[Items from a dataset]
____

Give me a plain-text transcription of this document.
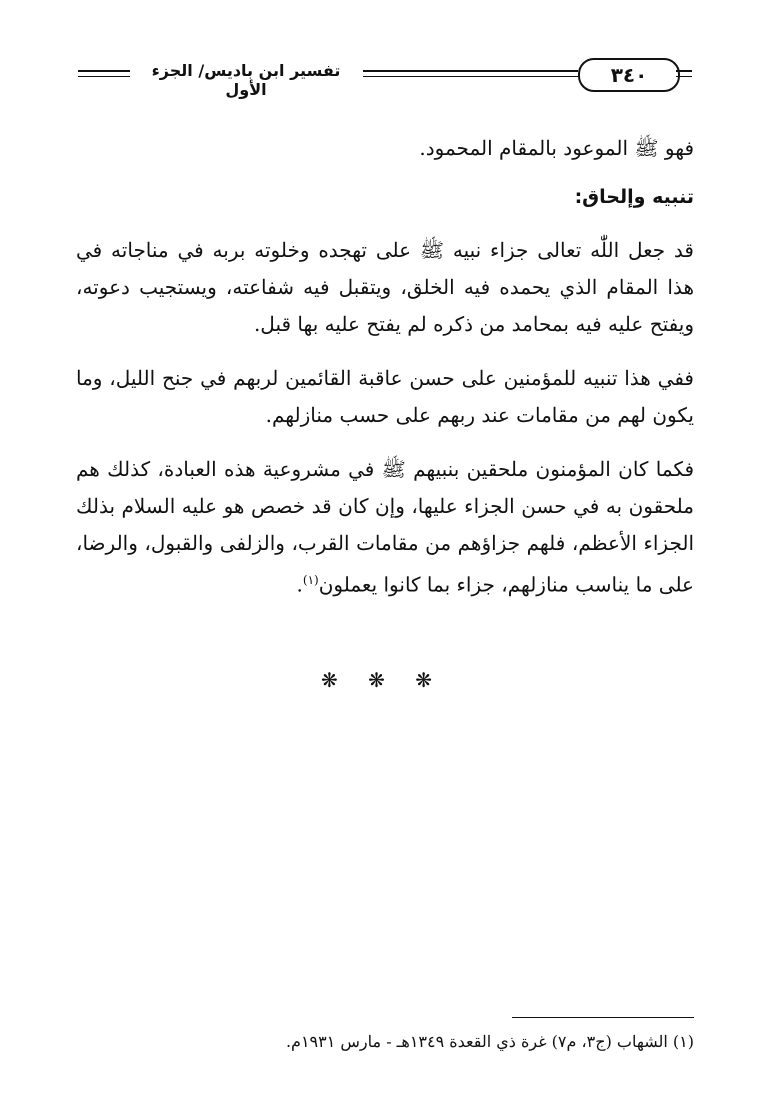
تفسير ابن باديس/ الجزء الأول
٣٤٠

فهو ﷺ الموعود بالمقام المحمود.

تنبيه وإلحاق:

قد جعل اللّٰه تعالى جزاء نبيه ﷺ على تهجده وخلوته بربه في مناجاته في هذا المقام الذي يحمده فيه الخلق، ويتقبل فيه شفاعته، ويستجيب دعوته، ويفتح عليه فيه بمحامد من ذكره لم يفتح عليه بها قبل.

ففي هذا تنبيه للمؤمنين على حسن عاقبة القائمين لربهم في جنح الليل، وما يكون لهم من مقامات عند ربهم على حسب منازلهم.

فكما كان المؤمنون ملحقين بنبيهم ﷺ في مشروعية هذه العبادة، كذلك هم ملحقون به في حسن الجزاء عليها، وإن كان قد خصص هو عليه السلام بذلك الجزاء الأعظم، فلهم جزاؤهم من مقامات القرب، والزلفى والقبول، والرضا، على ما يناسب منازلهم، جزاء بما كانوا يعملون$^{(١)}$.

❋ ❋ ❋
(١) الشهاب (ج٣، م٧) غرة ذي القعدة ١٣٤٩هـ - مارس ١٩٣١م.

____

:: SET PROBLEM ::
Transcribe each entry above exactly, apart from the pictures.

:: EXERCISE OUTPUT ::
Give me a plain-text transcription of this document.
تفسير ابن باديس/ الجزء الأول
٣٤٠

فهو ﷺ الموعود بالمقام المحمود.

تنبيه وإلحاق:

قد جعل اللّٰه تعالى جزاء نبيه ﷺ على تهجده وخلوته بربه في مناجاته في هذا المقام الذي يحمده فيه الخلق، ويتقبل فيه شفاعته، ويستجيب دعوته، ويفتح عليه فيه بمحامد من ذكره لم يفتح عليه بها قبل.

ففي هذا تنبيه للمؤمنين على حسن عاقبة القائمين لربهم في جنح الليل، وما يكون لهم من مقامات عند ربهم على حسب منازلهم.

فكما كان المؤمنون ملحقين بنبيهم ﷺ في مشروعية هذه العبادة، كذلك هم ملحقون به في حسن الجزاء عليها، وإن كان قد خصص هو عليه السلام بذلك الجزاء الأعظم، فلهم جزاؤهم من مقامات القرب، والزلفى والقبول، والرضا، على ما يناسب منازلهم، جزاء بما كانوا يعملون$^{(١)}$.

❋ ❋ ❋
(١) الشهاب (ج٣، م٧) غرة ذي القعدة ١٣٤٩هـ - مارس ١٩٣١م.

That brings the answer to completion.